• Given text:
The title of your question has misled both myself and Atropo. It looked as if you want to install the clang C++ compiler and build an llvm C++ program with it in Code::Blocks.

What you are actually trying to do is install clang+llvm (they are actually different things) and build an llvm program with GCC in Code::blocks. You did say "Code::Blocks GCC", but I assumed that just meant "I had Code::Blocks set up with GCC and now I want to use clang". The C::B build log that you have added, however, shows that you building with GCC.

Given that you are building your llvm program with GCC it is not clear why you want to install the clang compiler. Perhaps you want to use clang but you do not know that Code::Blocks can support the clang compiler, or do not know how to configure C::B to use clang. But let's take one thing at time. You can build this llvm program with gcc if you just get things set up properly. And - a separate issue - you can install clang properly. And - another separate issue - you can configure C::B to build with clang if you want.

Atropo pasted commands for installing the latest clang and its debugger lldb. But clang doesn't need all the llvm libraries and installing just clang and lldb does not give you all the libraries you need to build your llvm program.

You said in one of your comments that you had been able to build your program with clang++ in a terminal. That suggests you had, at that point, a working manual install of clang and llvm. But I don't know if you still have one after the intervening messing about and anyway I agree with Atropo that manually installing such complex software - customizing your PATH and LD_LIBRARY_PATH etc. etc. - is much less sensible than a managed installation from a package repoository, letting the package manager get things right.

• Objective a:
In the records, reproduce the lines beginning with the one that contains "info-icon[interactable] [476,443,510,475]" and ending after the one that contains "site-favicon-icon [10,28,19,38]", with both of those lines included.
The records that come next have no connection to the forum reply above.

• Dataset extract:

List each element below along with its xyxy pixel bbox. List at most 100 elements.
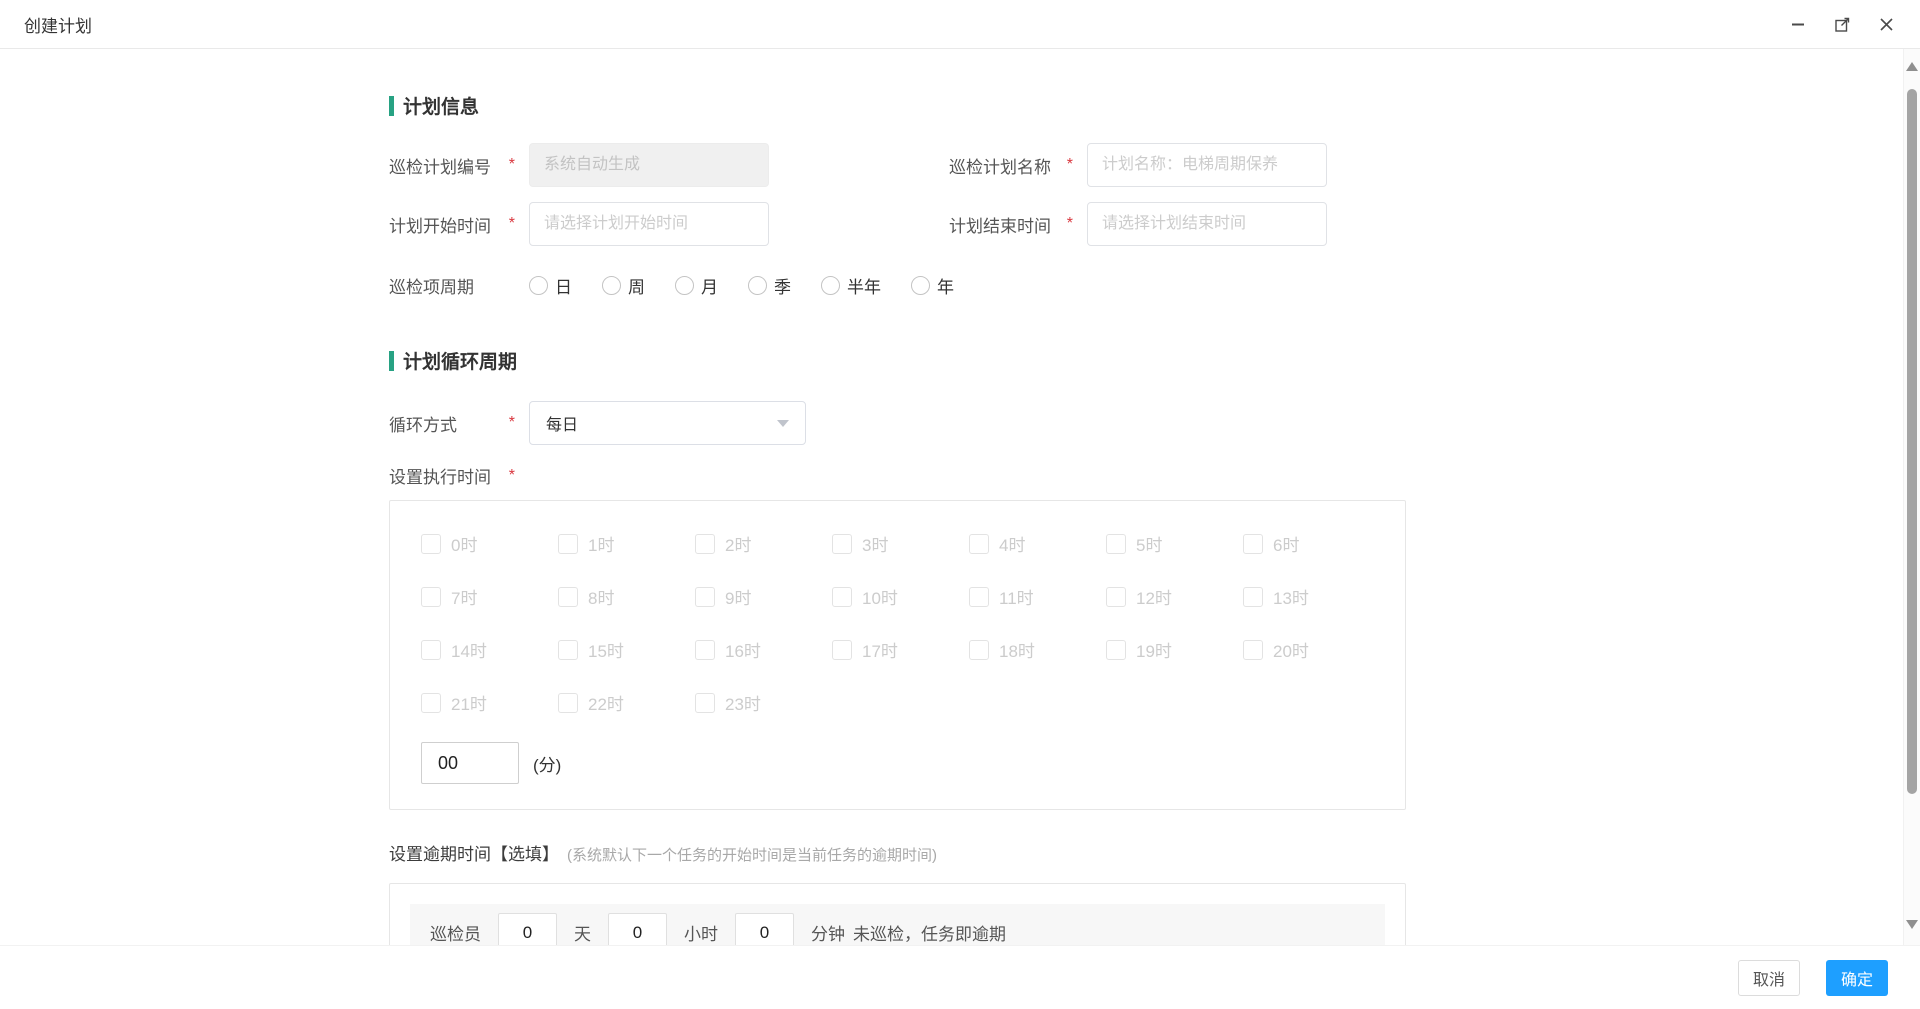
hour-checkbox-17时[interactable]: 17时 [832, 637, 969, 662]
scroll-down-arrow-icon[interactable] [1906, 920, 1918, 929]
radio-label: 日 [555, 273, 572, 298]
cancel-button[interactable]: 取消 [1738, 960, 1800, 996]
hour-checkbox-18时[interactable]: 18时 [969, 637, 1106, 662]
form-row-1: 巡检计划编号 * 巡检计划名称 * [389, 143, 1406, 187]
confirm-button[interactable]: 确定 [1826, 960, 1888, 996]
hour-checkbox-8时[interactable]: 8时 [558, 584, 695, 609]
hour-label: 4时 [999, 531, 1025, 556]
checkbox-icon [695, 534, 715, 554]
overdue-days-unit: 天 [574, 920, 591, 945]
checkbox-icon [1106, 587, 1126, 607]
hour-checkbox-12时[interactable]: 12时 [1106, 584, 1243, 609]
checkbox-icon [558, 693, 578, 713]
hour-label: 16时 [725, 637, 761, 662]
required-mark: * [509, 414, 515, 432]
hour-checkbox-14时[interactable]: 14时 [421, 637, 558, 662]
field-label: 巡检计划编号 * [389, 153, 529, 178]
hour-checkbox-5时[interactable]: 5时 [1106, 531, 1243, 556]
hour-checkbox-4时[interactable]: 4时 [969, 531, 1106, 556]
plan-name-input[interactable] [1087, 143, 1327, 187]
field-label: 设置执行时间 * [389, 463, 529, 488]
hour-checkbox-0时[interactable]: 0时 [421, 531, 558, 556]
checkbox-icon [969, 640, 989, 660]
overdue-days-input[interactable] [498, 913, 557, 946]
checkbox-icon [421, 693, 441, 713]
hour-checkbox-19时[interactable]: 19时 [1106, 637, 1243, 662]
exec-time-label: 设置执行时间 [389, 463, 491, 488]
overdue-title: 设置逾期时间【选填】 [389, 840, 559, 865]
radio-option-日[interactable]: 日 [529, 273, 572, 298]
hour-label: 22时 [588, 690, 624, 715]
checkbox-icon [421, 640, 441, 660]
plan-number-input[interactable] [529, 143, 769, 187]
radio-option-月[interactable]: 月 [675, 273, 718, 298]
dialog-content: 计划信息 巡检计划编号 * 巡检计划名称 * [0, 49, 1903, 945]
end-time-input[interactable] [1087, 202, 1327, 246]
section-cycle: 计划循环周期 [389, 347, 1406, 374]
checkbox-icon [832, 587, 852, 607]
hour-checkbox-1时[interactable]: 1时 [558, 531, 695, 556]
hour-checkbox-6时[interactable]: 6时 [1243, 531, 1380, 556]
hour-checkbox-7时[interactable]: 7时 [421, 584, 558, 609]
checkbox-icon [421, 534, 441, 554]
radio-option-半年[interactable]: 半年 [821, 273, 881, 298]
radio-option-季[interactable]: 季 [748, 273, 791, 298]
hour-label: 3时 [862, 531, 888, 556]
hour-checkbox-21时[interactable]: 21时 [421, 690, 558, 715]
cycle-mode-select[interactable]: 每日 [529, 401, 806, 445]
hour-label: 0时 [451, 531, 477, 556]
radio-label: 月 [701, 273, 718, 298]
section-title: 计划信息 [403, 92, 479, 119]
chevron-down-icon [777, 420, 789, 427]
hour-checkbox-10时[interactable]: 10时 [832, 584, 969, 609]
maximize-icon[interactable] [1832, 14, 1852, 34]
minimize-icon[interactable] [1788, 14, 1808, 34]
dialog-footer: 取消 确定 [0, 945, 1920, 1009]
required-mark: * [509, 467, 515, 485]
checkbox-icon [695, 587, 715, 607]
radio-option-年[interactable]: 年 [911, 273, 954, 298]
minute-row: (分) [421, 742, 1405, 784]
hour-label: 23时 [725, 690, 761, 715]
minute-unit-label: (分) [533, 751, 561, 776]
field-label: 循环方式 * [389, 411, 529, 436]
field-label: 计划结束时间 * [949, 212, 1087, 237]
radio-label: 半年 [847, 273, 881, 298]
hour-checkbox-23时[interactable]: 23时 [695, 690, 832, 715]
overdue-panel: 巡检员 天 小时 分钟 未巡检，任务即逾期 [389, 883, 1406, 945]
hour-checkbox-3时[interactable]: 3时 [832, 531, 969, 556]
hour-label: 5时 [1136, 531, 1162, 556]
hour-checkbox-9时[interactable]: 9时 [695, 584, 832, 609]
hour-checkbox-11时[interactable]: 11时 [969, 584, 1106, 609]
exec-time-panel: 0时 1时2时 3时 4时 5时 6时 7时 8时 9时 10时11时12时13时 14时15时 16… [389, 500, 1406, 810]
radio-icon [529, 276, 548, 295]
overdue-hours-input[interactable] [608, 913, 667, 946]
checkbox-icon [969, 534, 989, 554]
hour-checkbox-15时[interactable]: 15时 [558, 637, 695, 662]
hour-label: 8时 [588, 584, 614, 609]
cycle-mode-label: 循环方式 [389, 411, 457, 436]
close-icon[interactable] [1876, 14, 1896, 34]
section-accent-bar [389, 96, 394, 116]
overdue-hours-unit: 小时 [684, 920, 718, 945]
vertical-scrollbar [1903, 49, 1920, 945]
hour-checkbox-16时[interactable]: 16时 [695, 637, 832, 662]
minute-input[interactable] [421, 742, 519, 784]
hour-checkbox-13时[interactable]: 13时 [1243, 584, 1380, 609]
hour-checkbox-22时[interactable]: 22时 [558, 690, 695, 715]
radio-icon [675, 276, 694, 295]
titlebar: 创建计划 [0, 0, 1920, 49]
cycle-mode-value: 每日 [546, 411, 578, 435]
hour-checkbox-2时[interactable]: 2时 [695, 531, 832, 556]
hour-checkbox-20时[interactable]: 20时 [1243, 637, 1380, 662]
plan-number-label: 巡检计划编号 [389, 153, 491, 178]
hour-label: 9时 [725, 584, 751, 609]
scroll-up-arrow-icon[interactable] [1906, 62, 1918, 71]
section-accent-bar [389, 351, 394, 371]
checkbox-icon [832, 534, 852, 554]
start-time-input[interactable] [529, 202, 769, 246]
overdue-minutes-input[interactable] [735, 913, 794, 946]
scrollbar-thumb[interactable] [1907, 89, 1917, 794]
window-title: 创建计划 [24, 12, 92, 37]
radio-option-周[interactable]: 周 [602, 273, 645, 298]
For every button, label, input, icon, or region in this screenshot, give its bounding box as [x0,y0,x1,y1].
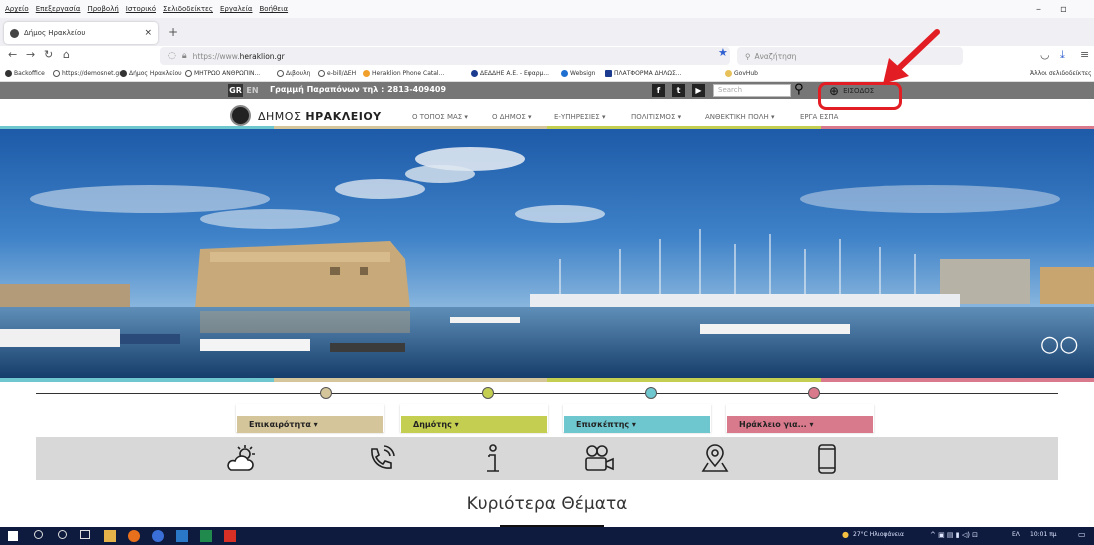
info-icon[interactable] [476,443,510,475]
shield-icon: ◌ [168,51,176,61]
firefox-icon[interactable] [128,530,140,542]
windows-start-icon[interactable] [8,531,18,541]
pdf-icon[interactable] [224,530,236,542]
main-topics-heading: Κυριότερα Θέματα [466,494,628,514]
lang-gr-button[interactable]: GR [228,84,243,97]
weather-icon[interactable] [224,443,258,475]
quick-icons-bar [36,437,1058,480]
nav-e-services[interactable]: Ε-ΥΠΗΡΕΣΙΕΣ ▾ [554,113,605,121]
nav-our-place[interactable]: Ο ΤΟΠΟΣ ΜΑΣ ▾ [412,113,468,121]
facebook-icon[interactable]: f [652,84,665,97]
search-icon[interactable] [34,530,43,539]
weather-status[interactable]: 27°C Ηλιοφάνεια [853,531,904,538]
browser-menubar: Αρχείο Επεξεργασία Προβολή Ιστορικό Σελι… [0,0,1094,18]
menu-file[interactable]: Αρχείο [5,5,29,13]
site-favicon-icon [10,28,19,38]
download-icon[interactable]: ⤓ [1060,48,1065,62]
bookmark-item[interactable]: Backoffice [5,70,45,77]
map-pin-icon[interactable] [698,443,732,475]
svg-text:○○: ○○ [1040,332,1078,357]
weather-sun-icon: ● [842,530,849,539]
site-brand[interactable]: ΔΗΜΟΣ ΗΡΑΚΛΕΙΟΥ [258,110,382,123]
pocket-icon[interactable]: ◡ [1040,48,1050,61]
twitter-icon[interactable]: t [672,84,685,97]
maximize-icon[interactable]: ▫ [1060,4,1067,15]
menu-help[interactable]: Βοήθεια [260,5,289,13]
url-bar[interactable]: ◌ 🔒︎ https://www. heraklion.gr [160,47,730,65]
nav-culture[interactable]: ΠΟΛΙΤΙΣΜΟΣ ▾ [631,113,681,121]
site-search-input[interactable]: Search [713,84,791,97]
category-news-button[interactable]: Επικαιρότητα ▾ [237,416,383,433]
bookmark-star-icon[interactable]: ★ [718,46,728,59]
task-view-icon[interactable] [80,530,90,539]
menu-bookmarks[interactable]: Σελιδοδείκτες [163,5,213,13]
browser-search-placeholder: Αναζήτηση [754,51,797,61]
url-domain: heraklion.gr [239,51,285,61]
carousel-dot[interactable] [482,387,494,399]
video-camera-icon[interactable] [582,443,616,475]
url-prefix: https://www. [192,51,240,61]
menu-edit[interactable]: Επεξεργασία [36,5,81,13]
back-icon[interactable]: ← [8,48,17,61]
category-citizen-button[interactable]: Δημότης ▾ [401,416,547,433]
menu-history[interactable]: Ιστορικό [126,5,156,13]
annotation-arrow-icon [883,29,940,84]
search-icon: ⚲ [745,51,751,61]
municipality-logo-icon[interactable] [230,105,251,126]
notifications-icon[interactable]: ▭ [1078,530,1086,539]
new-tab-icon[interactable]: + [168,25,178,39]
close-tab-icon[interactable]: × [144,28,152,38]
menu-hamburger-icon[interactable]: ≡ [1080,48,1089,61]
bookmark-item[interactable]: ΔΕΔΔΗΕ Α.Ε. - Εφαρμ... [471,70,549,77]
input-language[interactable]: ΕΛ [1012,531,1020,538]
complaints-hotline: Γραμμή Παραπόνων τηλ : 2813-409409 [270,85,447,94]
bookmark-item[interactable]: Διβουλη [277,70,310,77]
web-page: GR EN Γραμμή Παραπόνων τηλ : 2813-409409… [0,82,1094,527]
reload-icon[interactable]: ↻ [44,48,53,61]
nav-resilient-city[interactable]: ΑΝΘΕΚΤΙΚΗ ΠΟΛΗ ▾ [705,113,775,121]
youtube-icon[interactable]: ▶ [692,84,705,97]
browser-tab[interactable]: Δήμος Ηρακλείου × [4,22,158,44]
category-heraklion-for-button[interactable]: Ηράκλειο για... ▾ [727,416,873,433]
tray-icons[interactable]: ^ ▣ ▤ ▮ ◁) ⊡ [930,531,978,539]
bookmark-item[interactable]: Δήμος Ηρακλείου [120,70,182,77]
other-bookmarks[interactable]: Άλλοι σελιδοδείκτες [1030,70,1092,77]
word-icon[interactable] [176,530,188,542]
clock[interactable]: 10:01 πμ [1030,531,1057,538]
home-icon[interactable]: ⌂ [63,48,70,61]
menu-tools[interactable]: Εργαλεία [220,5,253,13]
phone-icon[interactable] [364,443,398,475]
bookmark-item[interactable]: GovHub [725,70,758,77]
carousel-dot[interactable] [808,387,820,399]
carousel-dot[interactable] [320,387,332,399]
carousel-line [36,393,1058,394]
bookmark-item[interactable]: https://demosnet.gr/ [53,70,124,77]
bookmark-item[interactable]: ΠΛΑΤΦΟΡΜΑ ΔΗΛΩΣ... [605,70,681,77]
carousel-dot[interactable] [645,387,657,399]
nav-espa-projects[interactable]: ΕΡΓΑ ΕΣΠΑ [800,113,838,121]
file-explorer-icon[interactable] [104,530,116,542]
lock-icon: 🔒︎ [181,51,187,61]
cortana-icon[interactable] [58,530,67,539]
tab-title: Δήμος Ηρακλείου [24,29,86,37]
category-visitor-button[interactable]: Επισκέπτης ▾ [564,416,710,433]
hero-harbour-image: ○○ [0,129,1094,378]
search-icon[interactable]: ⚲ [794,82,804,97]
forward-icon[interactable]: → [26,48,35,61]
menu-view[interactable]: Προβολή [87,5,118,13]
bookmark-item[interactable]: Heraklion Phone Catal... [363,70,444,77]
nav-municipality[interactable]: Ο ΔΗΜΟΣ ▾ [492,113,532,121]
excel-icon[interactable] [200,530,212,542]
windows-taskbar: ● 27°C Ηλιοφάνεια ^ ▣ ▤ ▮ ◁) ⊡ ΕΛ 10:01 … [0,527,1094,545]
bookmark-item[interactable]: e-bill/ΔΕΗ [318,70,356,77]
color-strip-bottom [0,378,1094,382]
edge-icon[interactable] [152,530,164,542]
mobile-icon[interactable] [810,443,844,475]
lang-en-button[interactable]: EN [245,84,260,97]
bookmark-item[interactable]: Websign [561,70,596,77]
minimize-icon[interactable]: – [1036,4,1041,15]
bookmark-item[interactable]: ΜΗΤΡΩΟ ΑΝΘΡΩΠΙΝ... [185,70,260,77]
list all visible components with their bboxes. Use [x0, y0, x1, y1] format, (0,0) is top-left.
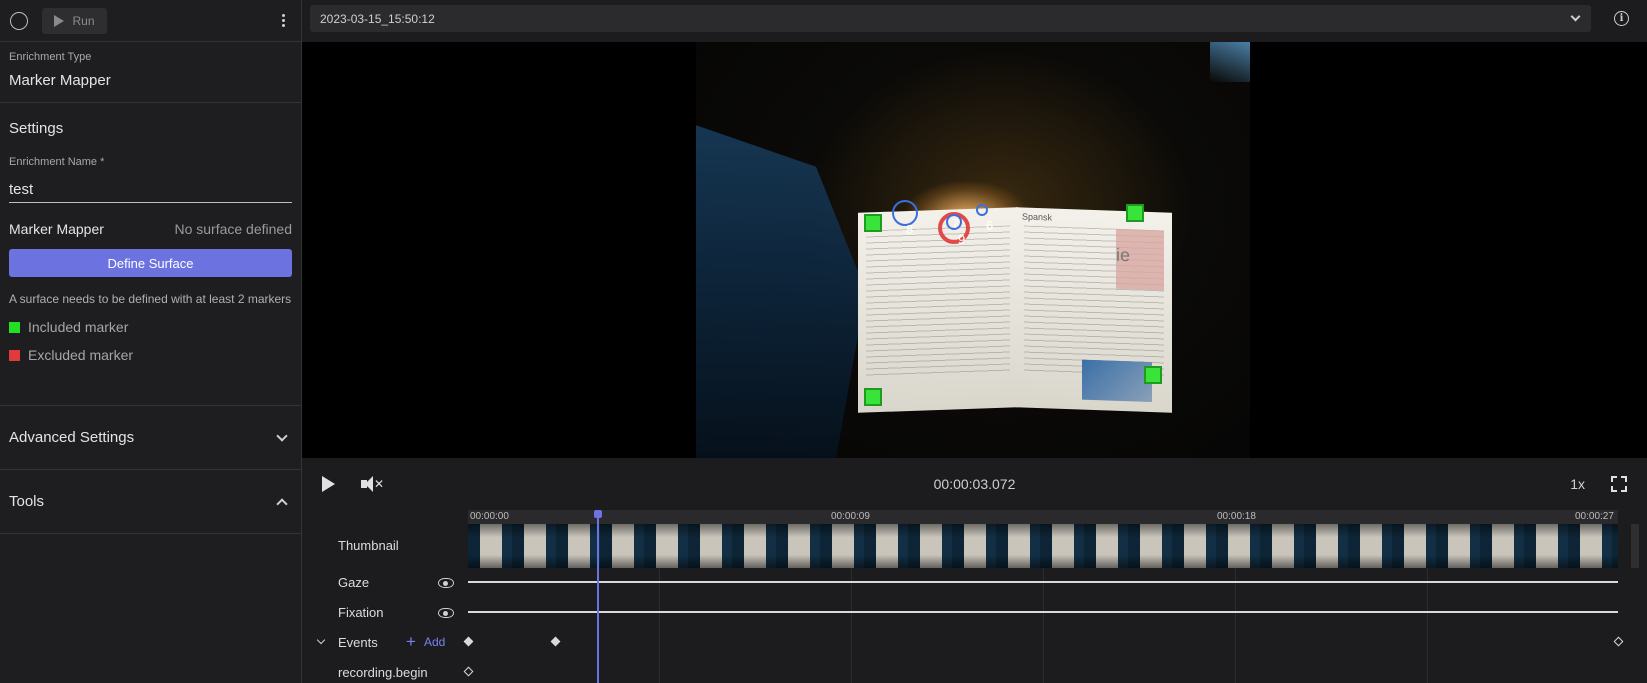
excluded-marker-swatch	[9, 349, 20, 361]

• Objective b:
Rewrite the paragraph of the forum reply that begins "Given that you are building" as a short list that keeps its main points.

• Written reply a:
info-icon[interactable] [476,443,510,475]
shield-icon: ◌ [168,51,176,61]
firefox-icon[interactable] [128,530,140,542]
windows-start-icon[interactable] [8,531,18,541]
pdf-icon[interactable] [224,530,236,542]
main-topics-heading: Κυριότερα Θέματα [466,494,628,514]
lang-gr-button[interactable]: GR [228,84,243,97]
weather-icon[interactable] [224,443,258,475]
quick-icons-bar [36,437,1058,480]
nav-e-services[interactable]: Ε-ΥΠΗΡΕΣΙΕΣ ▾ [554,113,605,121]
nav-our-place[interactable]: Ο ΤΟΠΟΣ ΜΑΣ ▾ [412,113,468,121]
facebook-icon[interactable]: f [652,84,665,97]
search-icon[interactable] [34,530,43,539]
weather-status[interactable]: 27°C Ηλιοφάνεια [853,531,904,538]
browser-menubar: Αρχείο Επεξεργασία Προβολή Ιστορικό Σελι… [0,0,1094,18]
menu-file[interactable]: Αρχείο [5,5,29,13]
site-favicon-icon [10,28,19,38]

• Written reply b:
- Since the llvm program is being built with GCC, it is unclear why the clang compiler should be installed.
- Perhaps clang is wanted, but it isn't known that Code::Blocks can support clang, or how to configure C::B to use it.
- These are three separate issues to take one at a time:
  1. The llvm program can be built with gcc once things are set up properly.
  2. Clang can be installed properly.
  3. C::B can be configured to build with clang, if desired.